- [REQUIRED WORK]: Could you write out every entry exactly as it stands?
--- begin EXTRACTED MATERIAL ---
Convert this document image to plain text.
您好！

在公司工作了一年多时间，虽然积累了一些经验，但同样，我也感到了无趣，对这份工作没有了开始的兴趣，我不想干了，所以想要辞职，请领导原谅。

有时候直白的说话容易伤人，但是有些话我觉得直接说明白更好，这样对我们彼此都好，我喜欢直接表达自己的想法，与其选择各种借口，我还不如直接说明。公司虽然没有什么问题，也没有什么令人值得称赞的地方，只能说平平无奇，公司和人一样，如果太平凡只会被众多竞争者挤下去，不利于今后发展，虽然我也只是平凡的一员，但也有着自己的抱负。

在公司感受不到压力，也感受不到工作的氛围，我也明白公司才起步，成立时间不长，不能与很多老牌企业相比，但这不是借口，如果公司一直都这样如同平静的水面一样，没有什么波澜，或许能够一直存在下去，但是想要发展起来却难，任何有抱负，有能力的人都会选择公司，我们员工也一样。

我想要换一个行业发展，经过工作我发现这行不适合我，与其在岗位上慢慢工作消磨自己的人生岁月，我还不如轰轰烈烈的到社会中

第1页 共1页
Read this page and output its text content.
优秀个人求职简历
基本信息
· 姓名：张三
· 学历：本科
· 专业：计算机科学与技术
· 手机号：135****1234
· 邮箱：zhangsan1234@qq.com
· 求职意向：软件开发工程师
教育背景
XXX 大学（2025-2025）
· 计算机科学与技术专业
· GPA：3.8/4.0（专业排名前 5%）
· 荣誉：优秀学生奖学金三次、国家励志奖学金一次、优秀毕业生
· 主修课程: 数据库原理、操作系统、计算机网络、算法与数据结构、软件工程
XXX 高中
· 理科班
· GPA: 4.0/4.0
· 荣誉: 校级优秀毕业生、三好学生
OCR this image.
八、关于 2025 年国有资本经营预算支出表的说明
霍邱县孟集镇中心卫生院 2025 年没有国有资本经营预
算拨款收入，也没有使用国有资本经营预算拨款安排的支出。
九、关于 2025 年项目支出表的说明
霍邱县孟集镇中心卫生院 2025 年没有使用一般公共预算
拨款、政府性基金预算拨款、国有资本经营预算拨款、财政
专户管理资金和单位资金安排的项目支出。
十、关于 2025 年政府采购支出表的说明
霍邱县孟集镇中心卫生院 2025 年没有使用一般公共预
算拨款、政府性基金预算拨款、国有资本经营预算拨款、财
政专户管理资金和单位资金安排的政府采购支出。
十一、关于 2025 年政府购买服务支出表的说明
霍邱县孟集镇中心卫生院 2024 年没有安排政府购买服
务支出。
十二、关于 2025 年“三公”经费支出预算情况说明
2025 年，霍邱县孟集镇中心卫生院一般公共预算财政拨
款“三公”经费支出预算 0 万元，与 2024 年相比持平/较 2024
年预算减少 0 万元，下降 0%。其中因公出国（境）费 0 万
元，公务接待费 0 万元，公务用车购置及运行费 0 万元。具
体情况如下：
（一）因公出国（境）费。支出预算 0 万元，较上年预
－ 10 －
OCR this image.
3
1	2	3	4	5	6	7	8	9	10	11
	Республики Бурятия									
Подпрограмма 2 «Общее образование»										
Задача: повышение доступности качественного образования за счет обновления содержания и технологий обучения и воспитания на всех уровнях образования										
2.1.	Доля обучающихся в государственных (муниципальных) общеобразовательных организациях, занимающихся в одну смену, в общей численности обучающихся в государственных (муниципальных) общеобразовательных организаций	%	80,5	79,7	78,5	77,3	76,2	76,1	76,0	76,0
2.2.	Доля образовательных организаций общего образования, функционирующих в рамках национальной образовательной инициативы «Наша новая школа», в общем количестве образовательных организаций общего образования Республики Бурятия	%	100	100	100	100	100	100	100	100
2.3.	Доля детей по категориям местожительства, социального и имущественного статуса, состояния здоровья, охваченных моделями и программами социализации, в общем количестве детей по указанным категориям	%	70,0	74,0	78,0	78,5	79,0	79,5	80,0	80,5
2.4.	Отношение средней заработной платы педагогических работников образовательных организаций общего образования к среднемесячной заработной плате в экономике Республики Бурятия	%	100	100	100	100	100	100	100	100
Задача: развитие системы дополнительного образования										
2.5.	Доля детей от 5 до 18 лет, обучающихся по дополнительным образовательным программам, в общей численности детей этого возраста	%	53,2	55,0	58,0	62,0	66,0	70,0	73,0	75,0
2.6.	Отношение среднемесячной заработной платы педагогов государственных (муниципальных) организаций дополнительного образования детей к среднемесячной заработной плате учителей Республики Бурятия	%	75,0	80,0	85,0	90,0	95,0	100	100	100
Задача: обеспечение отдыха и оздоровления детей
--- end EXTRACTED MATERIAL ---
- [TASK RESULT]:
Convert this document image to plain text.
您好！

在公司工作了一年多时间，虽然积累了一些经验，但同样，我也感到了无趣，对这份工作没有了开始的兴趣，我不想干了，所以想要辞职，请领导原谅。

有时候直白的说话容易伤人，但是有些话我觉得直接说明白更好，这样对我们彼此都好，我喜欢直接表达自己的想法，与其选择各种借口，我还不如直接说明。公司虽然没有什么问题，也没有什么令人值得称赞的地方，只能说平平无奇，公司和人一样，如果太平凡只会被众多竞争者挤下去，不利于今后发展，虽然我也只是平凡的一员，但也有着自己的抱负。

在公司感受不到压力，也感受不到工作的氛围，我也明白公司才起步，成立时间不长，不能与很多老牌企业相比，但这不是借口，如果公司一直都这样如同平静的水面一样，没有什么波澜，或许能够一直存在下去，但是想要发展起来却难，任何有抱负，有能力的人都会选择公司，我们员工也一样。

我想要换一个行业发展，经过工作我发现这行不适合我，与其在岗位上慢慢工作消磨自己的人生岁月，我还不如轰轰烈烈的到社会中

第1页 共1页
Read this page and output its text content.
优秀个人求职简历
基本信息
· 姓名：张三
· 学历：本科
· 专业：计算机科学与技术
· 手机号：135****1234
· 邮箱：zhangsan1234@qq.com
· 求职意向：软件开发工程师
教育背景
XXX 大学（2025-2025）
· 计算机科学与技术专业
· GPA：3.8/4.0（专业排名前 5%）
· 荣誉：优秀学生奖学金三次、国家励志奖学金一次、优秀毕业生
· 主修课程: 数据库原理、操作系统、计算机网络、算法与数据结构、软件工程
XXX 高中
· 理科班
· GPA: 4.0/4.0
· 荣誉: 校级优秀毕业生、三好学生
OCR this image.
八、关于 2025 年国有资本经营预算支出表的说明
霍邱县孟集镇中心卫生院 2025 年没有国有资本经营预
算拨款收入，也没有使用国有资本经营预算拨款安排的支出。
九、关于 2025 年项目支出表的说明
霍邱县孟集镇中心卫生院 2025 年没有使用一般公共预算
拨款、政府性基金预算拨款、国有资本经营预算拨款、财政
专户管理资金和单位资金安排的项目支出。
十、关于 2025 年政府采购支出表的说明
霍邱县孟集镇中心卫生院 2025 年没有使用一般公共预
算拨款、政府性基金预算拨款、国有资本经营预算拨款、财
政专户管理资金和单位资金安排的政府采购支出。
十一、关于 2025 年政府购买服务支出表的说明
霍邱县孟集镇中心卫生院 2024 年没有安排政府购买服
务支出。
十二、关于 2025 年“三公”经费支出预算情况说明
2025 年，霍邱县孟集镇中心卫生院一般公共预算财政拨
款“三公”经费支出预算 0 万元，与 2024 年相比持平/较 2024
年预算减少 0 万元，下降 0%。其中因公出国（境）费 0 万
元，公务接待费 0 万元，公务用车购置及运行费 0 万元。具
体情况如下：
（一）因公出国（境）费。支出预算 0 万元，较上年预
－ 10 －
OCR this image.
3
1	2	3	4	5	6	7	8	9	10	11
	Республики Бурятия									
Подпрограмма 2 «Общее образование»										
Задача: повышение доступности качественного образования за счет обновления содержания и технологий обучения и воспитания на всех уровнях образования										
2.1.	Доля обучающихся в государственных (муниципальных) общеобразовательных организациях, занимающихся в одну смену, в общей численности обучающихся в государственных (муниципальных) общеобразовательных организаций	%	80,5	79,7	78,5	77,3	76,2	76,1	76,0	76,0
2.2.	Доля образовательных организаций общего образования, функционирующих в рамках национальной образовательной инициативы «Наша новая школа», в общем количестве образовательных организаций общего образования Республики Бурятия	%	100	100	100	100	100	100	100	100
2.3.	Доля детей по категориям местожительства, социального и имущественного статуса, состояния здоровья, охваченных моделями и программами социализации, в общем количестве детей по указанным категориям	%	70,0	74,0	78,0	78,5	79,0	79,5	80,0	80,5
2.4.	Отношение средней заработной платы педагогических работников образовательных организаций общего образования к среднемесячной заработной плате в экономике Республики Бурятия	%	100	100	100	100	100	100	100	100
Задача: развитие системы дополнительного образования										
2.5.	Доля детей от 5 до 18 лет, обучающихся по дополнительным образовательным программам, в общей численности детей этого возраста	%	53,2	55,0	58,0	62,0	66,0	70,0	73,0	75,0
2.6.	Отношение среднемесячной заработной платы педагогов государственных (муниципальных) организаций дополнительного образования детей к среднемесячной заработной плате учителей Республики Бурятия	%	75,0	80,0	85,0	90,0	95,0	100	100	100
Задача: обеспечение отдыха и оздоровления детей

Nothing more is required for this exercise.